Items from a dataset
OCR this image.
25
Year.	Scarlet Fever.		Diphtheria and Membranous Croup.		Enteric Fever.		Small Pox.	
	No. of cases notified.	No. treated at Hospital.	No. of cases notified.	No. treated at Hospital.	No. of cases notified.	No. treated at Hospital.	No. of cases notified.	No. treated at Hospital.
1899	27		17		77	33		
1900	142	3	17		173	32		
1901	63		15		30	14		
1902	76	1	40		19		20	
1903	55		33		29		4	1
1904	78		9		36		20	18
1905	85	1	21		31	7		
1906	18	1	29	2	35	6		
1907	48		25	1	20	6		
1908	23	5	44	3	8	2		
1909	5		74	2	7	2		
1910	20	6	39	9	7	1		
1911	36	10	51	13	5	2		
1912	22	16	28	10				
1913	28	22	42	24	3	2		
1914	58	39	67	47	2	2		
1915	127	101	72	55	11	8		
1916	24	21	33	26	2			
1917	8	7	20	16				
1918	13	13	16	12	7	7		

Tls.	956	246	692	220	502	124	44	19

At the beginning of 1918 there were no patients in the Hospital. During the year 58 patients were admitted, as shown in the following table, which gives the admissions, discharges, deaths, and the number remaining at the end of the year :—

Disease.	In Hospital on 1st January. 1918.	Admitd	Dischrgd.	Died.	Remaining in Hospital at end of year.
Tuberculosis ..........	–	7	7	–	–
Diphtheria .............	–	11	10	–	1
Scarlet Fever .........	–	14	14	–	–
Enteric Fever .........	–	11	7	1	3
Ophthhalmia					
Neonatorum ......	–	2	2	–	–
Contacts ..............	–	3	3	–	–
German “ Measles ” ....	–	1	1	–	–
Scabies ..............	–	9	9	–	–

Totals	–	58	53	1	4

Work required
Tally up how many lines in the records contain the string "Fever". Answer with that figure only.

Result for this task
3